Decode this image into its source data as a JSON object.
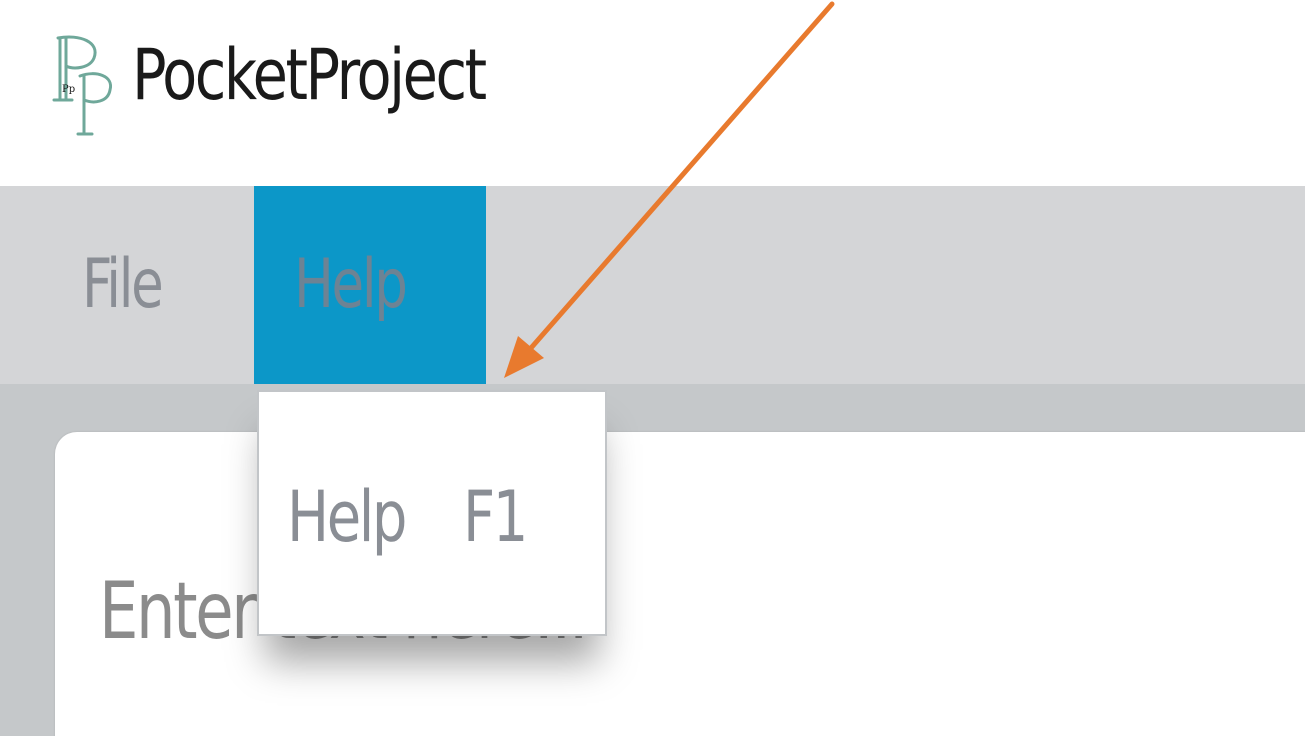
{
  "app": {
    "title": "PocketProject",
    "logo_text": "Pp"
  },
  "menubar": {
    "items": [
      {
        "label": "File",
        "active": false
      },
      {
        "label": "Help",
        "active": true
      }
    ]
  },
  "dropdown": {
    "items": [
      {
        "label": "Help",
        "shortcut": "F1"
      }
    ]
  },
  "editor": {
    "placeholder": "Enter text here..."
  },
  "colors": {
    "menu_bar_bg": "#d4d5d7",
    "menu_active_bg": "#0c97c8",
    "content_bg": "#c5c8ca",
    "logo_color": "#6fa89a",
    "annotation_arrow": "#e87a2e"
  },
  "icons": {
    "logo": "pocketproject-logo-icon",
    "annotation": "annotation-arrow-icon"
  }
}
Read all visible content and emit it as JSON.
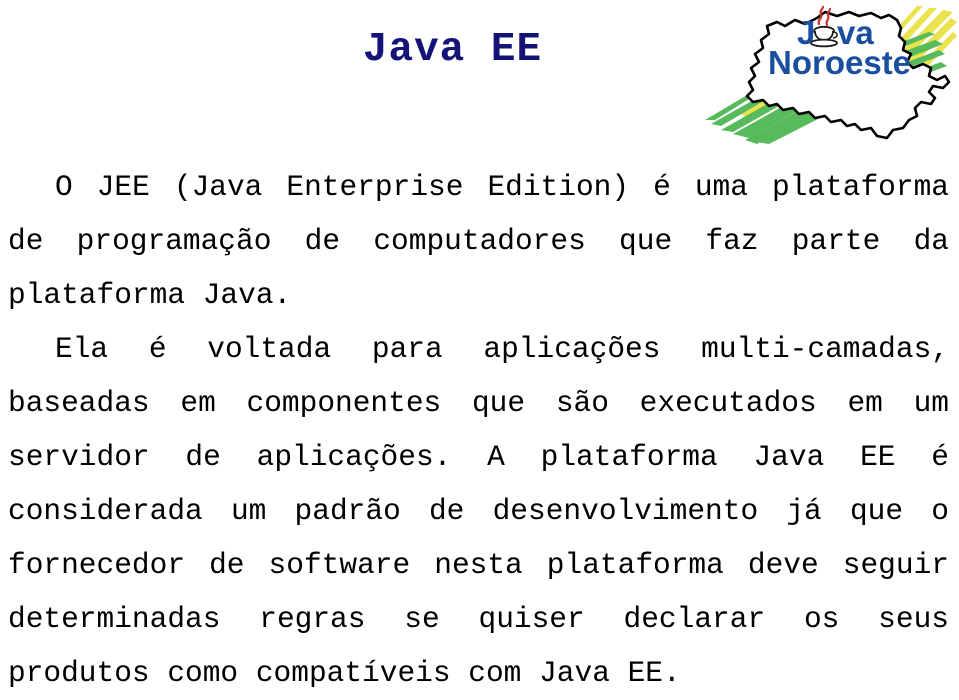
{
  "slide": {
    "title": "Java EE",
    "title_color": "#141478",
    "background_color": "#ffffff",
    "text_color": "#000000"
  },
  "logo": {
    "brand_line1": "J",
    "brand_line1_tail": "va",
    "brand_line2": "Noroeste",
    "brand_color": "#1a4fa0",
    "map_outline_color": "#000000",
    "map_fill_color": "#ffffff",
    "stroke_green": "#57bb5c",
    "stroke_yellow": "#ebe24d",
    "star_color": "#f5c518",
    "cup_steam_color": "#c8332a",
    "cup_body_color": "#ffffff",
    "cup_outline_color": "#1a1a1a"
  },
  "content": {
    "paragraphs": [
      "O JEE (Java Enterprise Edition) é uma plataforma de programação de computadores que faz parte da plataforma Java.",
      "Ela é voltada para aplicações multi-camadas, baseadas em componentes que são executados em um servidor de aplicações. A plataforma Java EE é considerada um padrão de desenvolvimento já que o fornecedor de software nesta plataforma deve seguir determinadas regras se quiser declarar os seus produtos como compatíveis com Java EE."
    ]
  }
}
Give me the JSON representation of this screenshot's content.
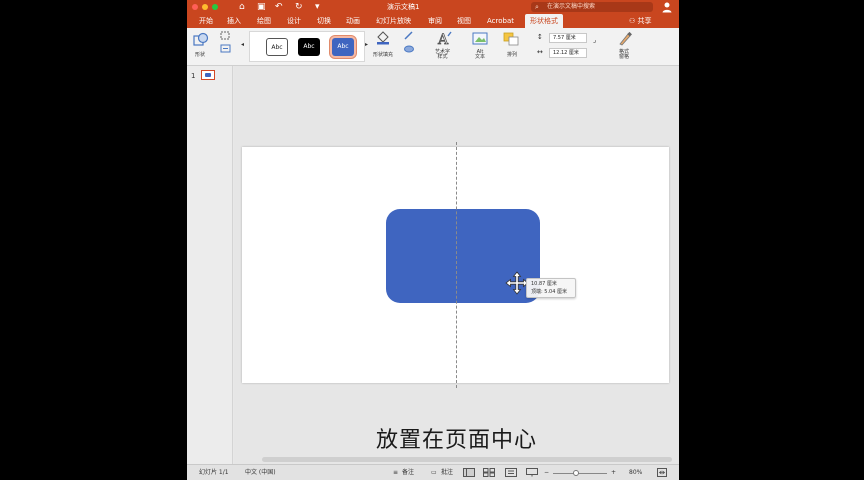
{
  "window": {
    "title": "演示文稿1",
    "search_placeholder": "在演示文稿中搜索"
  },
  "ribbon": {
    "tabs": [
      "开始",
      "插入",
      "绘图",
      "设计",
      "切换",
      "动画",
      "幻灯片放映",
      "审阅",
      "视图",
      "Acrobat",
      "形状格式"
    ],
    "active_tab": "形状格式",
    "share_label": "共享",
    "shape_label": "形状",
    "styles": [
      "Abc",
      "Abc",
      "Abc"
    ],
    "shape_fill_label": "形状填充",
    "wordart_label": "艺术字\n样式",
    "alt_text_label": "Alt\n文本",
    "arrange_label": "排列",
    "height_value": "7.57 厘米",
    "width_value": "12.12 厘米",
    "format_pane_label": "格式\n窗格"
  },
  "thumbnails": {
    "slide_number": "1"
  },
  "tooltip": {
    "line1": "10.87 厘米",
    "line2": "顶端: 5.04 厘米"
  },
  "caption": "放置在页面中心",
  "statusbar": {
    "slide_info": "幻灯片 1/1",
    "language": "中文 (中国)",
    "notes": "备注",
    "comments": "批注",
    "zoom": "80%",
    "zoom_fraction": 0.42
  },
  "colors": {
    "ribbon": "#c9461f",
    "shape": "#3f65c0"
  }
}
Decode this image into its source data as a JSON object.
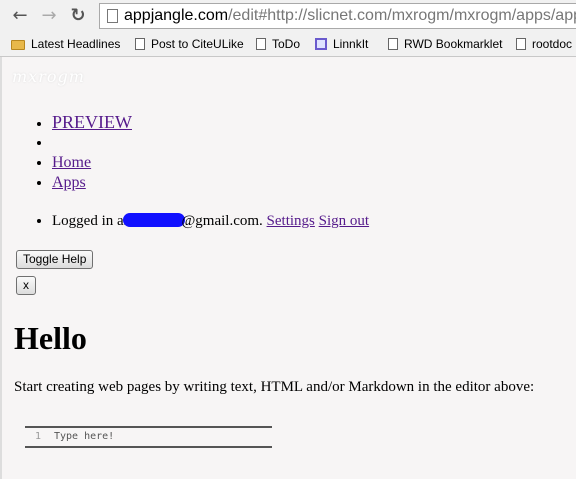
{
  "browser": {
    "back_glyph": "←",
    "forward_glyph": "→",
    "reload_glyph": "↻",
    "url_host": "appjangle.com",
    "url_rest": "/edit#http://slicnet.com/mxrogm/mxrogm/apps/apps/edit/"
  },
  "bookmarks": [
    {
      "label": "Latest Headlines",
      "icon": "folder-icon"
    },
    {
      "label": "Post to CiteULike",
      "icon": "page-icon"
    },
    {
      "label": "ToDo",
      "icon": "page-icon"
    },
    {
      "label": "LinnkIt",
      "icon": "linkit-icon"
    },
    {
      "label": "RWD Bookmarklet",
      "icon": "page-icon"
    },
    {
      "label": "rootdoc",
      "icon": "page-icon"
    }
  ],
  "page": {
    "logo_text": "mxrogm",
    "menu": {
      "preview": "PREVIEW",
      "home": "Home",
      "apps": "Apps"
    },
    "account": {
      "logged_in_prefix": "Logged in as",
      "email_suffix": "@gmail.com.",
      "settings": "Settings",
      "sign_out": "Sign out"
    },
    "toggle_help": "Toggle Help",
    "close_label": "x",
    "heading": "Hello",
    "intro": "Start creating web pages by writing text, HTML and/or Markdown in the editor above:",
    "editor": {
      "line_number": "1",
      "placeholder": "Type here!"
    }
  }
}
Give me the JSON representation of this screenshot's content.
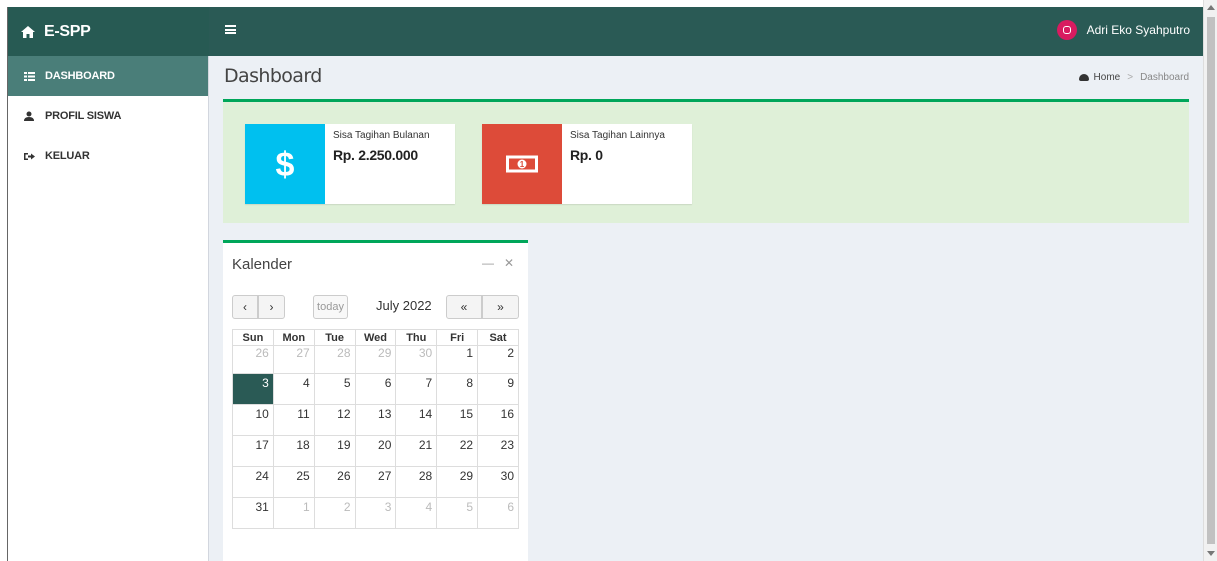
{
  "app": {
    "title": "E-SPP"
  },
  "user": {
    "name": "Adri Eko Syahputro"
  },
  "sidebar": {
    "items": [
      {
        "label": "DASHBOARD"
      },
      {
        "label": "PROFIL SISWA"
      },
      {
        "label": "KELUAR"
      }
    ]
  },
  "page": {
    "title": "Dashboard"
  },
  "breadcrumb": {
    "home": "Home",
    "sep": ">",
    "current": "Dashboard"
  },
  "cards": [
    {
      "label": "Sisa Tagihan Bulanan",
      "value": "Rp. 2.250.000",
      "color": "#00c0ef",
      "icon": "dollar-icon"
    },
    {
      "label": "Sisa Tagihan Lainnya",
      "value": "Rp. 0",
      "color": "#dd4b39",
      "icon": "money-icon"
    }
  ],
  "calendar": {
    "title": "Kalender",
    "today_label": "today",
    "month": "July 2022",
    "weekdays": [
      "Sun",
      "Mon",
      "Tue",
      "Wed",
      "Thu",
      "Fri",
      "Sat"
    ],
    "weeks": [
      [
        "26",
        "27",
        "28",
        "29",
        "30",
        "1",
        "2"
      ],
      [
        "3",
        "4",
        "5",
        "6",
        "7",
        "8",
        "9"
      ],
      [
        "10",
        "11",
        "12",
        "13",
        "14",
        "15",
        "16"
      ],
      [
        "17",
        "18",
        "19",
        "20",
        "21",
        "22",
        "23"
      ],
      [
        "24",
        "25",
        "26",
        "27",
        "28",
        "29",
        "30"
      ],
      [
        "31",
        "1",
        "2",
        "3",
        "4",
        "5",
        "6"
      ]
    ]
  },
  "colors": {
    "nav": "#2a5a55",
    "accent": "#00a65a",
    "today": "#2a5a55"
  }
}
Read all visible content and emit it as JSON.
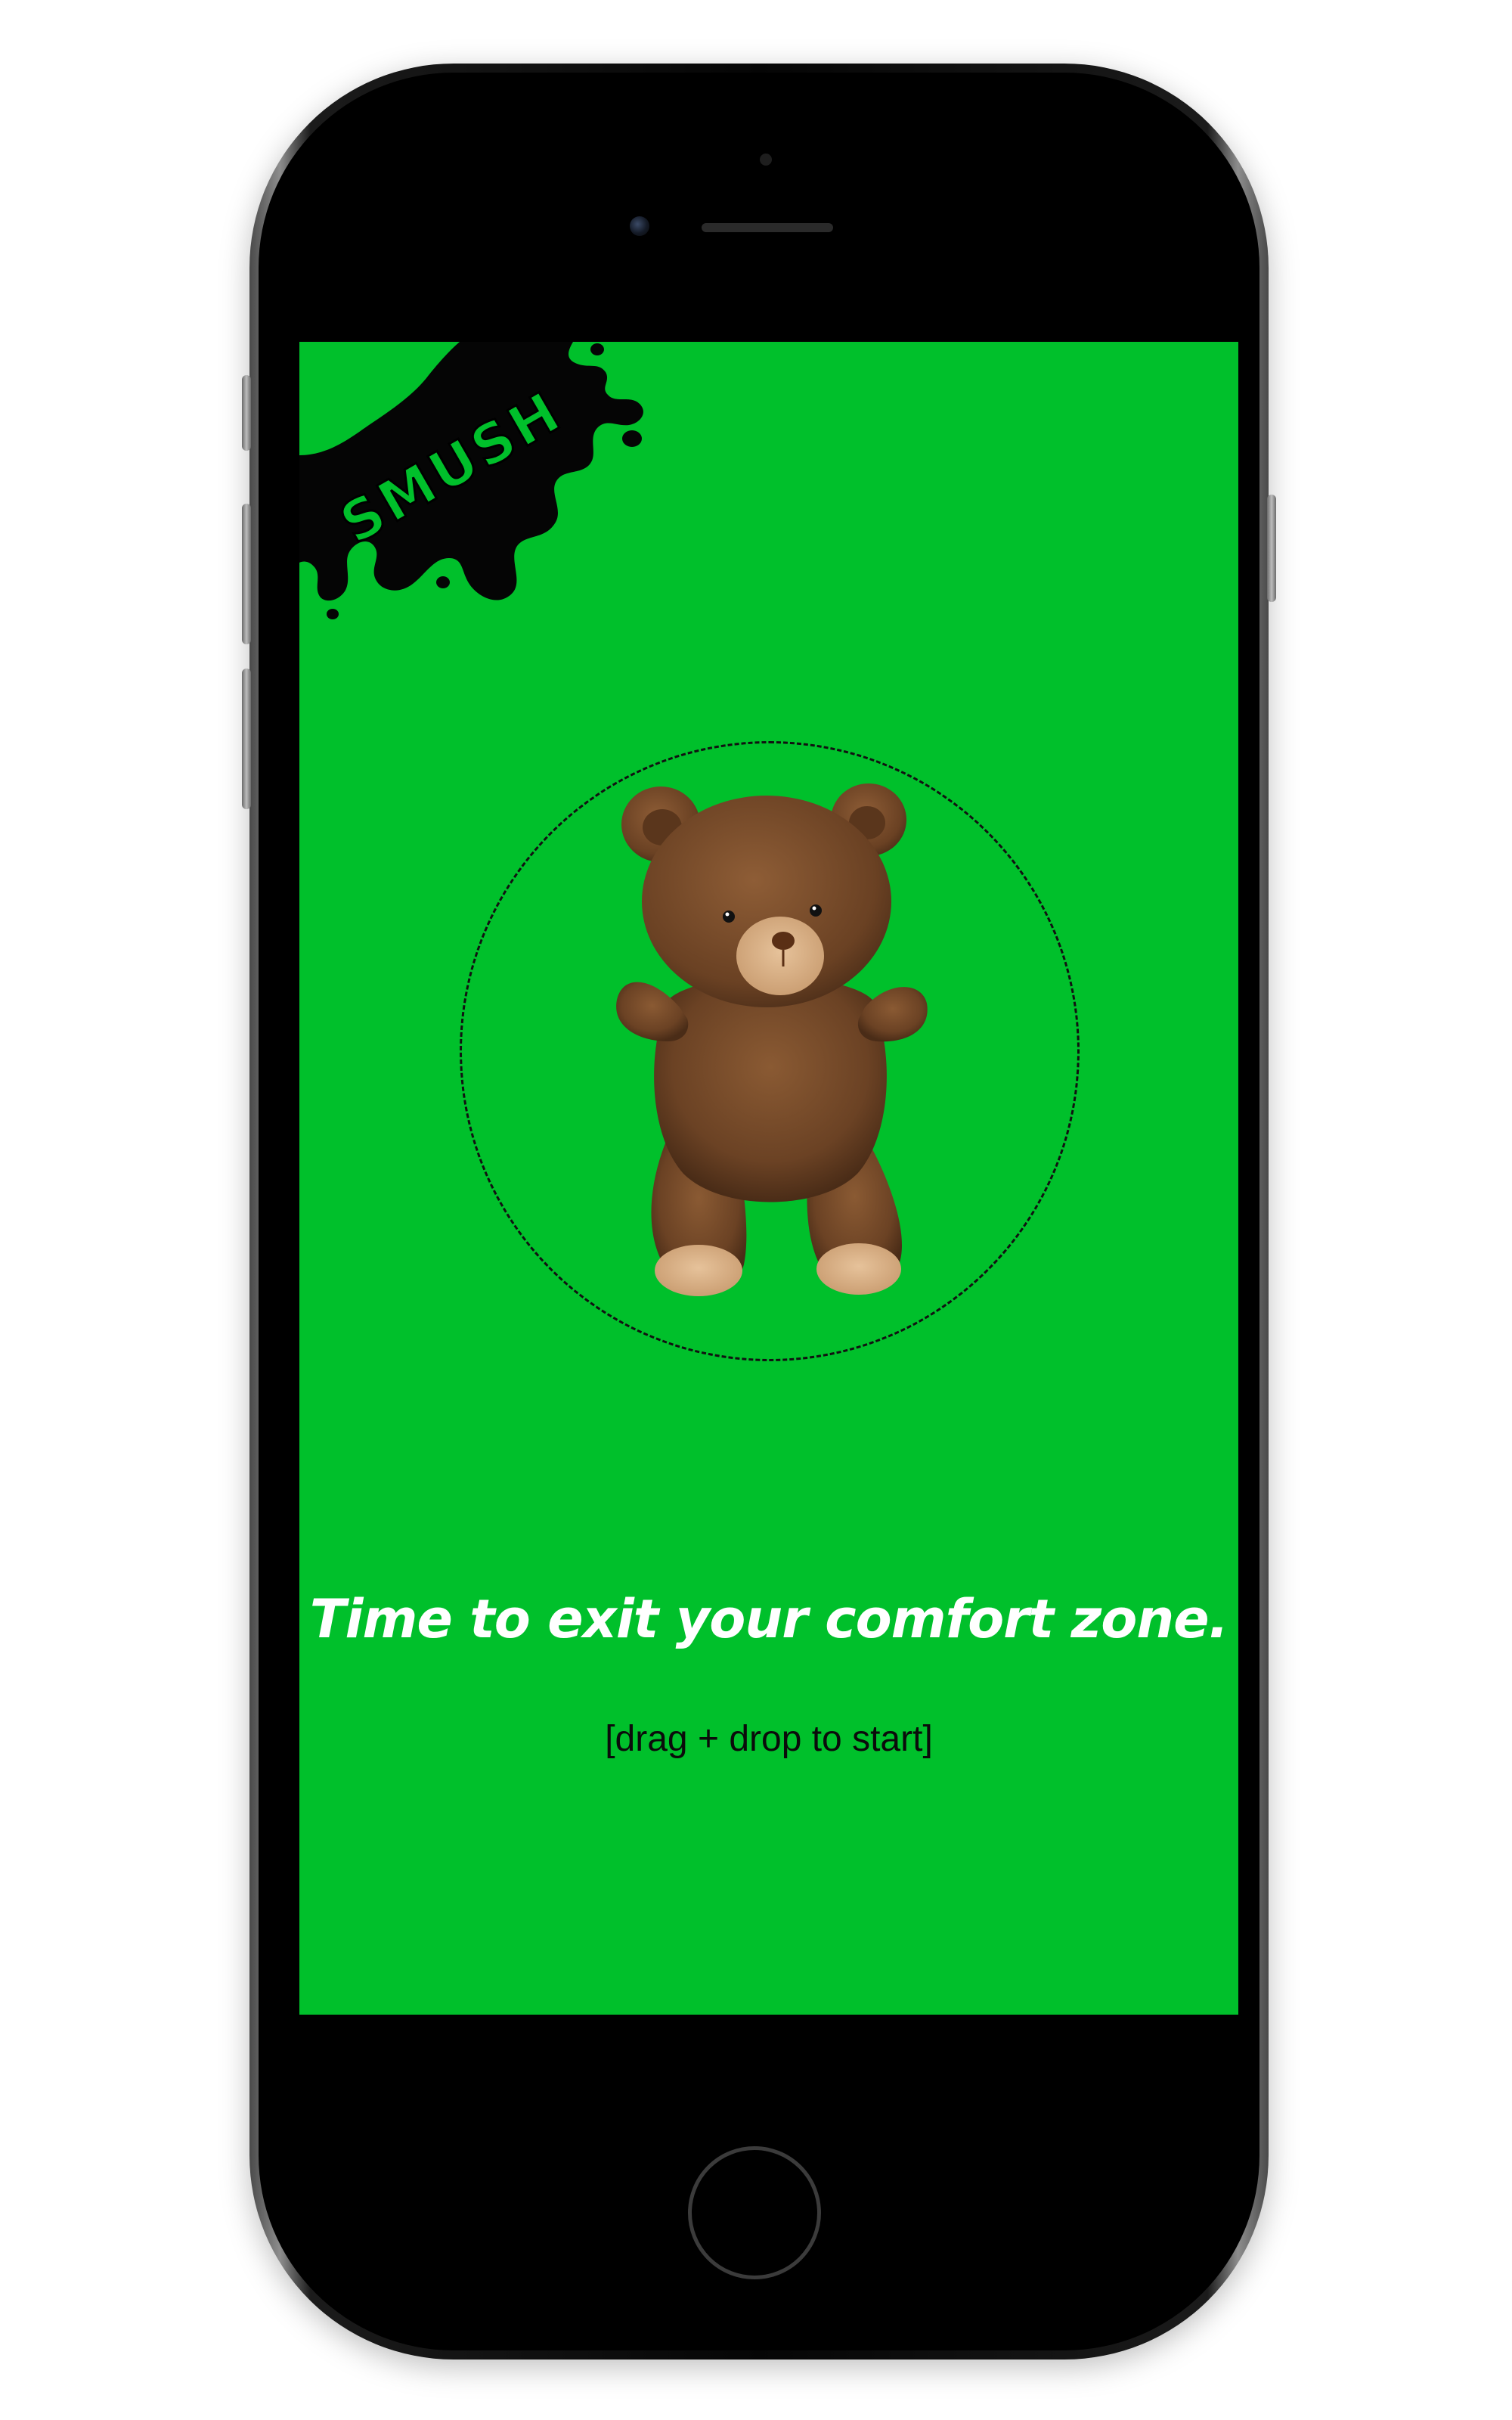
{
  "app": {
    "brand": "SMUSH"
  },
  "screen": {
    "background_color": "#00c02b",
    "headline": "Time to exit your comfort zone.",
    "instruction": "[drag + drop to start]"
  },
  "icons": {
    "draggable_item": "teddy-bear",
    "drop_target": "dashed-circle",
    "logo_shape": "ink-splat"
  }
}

WHAT YOU WILL DO – Pick every line with "ffffff" in it and copy it.

ANSWER IN FULL –
    "background_color": "#ffffff",
    "map_fill_color": "#ffffff",
    "cup_body_color": "#ffffff",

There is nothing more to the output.